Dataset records
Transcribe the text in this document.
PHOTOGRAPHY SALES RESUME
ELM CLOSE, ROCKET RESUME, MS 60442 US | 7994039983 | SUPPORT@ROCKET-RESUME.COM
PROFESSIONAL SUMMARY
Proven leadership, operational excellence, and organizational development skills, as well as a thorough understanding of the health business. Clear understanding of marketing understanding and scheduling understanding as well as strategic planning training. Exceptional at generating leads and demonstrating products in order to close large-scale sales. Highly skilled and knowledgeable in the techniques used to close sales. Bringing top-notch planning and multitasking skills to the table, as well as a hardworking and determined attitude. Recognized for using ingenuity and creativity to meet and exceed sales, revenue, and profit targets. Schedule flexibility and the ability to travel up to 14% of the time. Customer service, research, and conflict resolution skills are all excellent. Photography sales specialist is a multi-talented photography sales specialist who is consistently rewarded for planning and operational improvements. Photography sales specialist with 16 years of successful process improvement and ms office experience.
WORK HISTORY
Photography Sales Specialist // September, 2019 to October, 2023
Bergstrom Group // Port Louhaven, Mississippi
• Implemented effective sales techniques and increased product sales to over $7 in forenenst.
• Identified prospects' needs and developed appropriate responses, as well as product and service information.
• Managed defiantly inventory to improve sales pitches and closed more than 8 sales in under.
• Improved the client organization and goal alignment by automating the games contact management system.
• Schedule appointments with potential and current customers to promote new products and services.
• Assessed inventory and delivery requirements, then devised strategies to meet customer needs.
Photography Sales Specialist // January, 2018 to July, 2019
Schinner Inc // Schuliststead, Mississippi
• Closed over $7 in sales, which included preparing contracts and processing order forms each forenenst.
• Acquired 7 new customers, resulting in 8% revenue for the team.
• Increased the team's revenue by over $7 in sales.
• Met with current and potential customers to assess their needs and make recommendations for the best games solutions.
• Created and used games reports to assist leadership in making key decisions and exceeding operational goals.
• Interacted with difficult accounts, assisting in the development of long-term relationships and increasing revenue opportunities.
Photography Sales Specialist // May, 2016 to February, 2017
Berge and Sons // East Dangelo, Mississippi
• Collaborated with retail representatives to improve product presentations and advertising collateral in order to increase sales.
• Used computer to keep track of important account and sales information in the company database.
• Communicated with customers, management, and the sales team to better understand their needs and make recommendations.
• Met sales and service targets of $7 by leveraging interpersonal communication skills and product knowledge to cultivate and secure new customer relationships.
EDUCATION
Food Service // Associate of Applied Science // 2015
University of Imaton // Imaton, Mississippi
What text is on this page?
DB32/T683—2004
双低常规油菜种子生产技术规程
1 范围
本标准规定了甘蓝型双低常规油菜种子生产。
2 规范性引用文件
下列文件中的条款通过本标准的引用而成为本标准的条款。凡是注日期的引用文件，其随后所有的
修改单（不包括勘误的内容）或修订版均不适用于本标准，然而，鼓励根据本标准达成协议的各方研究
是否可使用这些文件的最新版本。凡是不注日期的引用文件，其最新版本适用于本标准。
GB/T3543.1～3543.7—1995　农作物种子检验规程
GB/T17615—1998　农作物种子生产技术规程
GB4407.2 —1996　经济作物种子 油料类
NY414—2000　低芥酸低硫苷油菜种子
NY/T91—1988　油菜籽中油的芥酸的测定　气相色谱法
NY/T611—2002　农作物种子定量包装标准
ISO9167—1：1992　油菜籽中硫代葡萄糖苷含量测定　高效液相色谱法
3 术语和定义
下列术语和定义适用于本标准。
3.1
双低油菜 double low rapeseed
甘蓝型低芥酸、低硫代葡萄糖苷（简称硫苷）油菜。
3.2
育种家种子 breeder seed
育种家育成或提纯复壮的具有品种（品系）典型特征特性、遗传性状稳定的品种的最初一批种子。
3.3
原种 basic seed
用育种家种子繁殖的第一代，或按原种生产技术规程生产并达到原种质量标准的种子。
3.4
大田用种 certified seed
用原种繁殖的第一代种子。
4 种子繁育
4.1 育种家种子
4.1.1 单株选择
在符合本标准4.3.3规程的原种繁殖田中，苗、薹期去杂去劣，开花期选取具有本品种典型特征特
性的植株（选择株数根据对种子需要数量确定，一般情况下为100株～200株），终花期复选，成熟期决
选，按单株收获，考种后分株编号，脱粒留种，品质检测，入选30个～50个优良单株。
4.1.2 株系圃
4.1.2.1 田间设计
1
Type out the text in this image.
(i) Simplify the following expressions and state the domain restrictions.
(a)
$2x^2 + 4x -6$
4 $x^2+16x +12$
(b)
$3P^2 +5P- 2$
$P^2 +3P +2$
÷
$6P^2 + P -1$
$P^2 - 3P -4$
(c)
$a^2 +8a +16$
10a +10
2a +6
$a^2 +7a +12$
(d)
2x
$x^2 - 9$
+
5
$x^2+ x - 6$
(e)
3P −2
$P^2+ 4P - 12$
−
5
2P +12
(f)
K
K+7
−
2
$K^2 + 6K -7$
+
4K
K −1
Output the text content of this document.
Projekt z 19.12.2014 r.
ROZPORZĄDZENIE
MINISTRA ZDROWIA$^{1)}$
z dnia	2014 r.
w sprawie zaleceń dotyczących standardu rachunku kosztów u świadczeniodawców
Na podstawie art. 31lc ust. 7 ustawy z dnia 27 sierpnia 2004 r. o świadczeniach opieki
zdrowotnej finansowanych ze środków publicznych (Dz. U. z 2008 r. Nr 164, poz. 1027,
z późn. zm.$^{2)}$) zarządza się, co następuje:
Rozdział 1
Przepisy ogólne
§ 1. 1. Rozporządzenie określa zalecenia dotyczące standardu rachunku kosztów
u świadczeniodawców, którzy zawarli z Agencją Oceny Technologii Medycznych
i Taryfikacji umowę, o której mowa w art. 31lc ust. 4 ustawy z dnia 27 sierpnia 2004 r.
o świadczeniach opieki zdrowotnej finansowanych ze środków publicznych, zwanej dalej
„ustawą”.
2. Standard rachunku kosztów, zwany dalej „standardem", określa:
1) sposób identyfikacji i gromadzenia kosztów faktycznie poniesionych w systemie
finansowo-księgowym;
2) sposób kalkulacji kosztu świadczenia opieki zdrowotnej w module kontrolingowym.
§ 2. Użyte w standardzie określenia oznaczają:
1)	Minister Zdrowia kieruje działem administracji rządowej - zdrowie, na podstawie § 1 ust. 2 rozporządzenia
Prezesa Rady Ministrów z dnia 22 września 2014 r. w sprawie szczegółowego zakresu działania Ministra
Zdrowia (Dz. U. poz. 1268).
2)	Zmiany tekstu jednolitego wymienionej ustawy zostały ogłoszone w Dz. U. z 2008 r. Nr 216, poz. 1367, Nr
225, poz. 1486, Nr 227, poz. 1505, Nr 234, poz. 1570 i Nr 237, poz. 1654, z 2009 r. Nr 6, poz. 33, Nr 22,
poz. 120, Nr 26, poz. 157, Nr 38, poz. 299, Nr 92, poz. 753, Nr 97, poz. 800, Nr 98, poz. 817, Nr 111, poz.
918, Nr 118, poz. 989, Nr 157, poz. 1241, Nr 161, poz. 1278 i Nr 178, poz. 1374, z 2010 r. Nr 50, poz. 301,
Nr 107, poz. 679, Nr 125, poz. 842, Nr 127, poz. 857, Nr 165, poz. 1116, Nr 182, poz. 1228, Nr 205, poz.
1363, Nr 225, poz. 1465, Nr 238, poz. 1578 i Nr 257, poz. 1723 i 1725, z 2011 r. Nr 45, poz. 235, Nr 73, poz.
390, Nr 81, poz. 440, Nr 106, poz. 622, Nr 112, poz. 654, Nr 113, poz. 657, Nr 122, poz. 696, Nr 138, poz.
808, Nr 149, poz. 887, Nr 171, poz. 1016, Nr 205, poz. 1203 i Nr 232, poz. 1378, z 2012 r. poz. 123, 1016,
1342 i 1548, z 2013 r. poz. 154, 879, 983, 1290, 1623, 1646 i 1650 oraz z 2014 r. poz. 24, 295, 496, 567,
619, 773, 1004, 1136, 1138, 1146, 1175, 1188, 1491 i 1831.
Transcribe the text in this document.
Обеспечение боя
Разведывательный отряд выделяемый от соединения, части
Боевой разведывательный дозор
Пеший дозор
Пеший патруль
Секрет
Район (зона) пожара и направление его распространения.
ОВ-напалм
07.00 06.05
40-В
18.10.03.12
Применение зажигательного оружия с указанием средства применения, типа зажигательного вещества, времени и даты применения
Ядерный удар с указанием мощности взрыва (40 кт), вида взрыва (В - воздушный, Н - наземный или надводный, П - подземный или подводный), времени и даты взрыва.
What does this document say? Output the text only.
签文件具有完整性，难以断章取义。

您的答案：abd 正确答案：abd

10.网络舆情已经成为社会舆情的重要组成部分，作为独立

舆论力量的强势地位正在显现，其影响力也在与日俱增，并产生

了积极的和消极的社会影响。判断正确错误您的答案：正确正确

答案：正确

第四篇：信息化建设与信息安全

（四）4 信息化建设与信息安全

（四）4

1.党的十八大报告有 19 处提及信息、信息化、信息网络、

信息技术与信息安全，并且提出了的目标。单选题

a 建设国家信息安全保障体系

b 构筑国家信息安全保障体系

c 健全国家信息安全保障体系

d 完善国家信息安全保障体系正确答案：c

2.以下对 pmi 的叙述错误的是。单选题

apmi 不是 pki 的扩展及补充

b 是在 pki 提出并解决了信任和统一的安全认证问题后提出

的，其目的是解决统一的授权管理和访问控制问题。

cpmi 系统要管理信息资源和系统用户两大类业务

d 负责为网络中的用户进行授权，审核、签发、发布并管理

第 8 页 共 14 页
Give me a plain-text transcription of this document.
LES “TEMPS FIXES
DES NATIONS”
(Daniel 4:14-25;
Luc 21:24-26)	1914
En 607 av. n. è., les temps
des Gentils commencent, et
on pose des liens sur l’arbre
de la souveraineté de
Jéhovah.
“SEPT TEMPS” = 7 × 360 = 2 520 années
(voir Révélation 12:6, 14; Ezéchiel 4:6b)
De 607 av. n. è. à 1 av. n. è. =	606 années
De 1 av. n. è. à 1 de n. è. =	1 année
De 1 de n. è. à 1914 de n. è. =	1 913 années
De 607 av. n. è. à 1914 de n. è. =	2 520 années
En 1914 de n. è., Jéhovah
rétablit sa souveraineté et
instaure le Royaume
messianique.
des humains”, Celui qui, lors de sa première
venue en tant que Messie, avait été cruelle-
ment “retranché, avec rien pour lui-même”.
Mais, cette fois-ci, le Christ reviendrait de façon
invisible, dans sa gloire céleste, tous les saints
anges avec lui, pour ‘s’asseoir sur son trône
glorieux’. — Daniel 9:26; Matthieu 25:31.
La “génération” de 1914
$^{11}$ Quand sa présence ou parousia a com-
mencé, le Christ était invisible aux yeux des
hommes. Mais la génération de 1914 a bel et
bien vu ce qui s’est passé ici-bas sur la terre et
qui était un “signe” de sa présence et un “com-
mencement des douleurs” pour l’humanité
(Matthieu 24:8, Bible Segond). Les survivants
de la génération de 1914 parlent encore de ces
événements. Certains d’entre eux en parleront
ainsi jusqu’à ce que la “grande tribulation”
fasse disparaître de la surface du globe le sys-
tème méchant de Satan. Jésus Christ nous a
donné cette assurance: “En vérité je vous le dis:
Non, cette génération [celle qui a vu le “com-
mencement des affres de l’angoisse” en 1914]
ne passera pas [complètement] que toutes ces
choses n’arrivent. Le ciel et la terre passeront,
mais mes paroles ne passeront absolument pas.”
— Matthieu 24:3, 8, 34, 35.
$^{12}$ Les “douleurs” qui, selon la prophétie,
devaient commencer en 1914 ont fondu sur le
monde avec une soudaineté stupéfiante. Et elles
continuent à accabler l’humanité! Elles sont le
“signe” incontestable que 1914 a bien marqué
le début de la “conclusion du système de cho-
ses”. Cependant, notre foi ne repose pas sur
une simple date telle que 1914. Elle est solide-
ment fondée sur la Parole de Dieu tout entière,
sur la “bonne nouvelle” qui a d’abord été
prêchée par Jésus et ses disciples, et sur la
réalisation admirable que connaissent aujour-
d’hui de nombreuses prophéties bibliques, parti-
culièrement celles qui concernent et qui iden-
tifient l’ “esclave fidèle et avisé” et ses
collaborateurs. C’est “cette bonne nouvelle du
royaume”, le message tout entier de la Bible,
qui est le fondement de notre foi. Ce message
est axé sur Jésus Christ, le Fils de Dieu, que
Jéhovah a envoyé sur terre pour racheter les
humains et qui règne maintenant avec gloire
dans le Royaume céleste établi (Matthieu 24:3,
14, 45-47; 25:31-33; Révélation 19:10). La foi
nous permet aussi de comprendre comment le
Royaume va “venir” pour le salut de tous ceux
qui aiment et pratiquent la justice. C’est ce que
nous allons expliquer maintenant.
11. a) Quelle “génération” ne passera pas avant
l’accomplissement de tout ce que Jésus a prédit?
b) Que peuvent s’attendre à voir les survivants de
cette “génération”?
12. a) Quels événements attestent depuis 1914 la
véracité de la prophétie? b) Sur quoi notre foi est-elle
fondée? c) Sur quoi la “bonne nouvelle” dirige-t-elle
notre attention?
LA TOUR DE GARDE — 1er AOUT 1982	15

▶ **SET EXERCISE**
Show all lines above holding "products".

▶ **OUTPUT OF THE TASK**
Proven leadership, operational excellence, and organizational development skills, as well as a thorough understanding of the health business. Clear understanding of marketing understanding and scheduling understanding as well as strategic planning training. Exceptional at generating leads and demonstrating products in order to close large-scale sales. Highly skilled and knowledgeable in the techniques used to close sales. Bringing top-notch planning and multitasking skills to the table, as well as a hardworking and determined attitude. Recognized for using ingenuity and creativity to meet and exceed sales, revenue, and profit targets. Schedule flexibility and the ability to travel up to 14% of the time. Customer service, research, and conflict resolution skills are all excellent. Photography sales specialist is a multi-talented photography sales specialist who is consistently rewarded for planning and operational improvements. Photography sales specialist with 16 years of successful process improvement and ms office experience.
• Schedule appointments with potential and current customers to promote new products and services.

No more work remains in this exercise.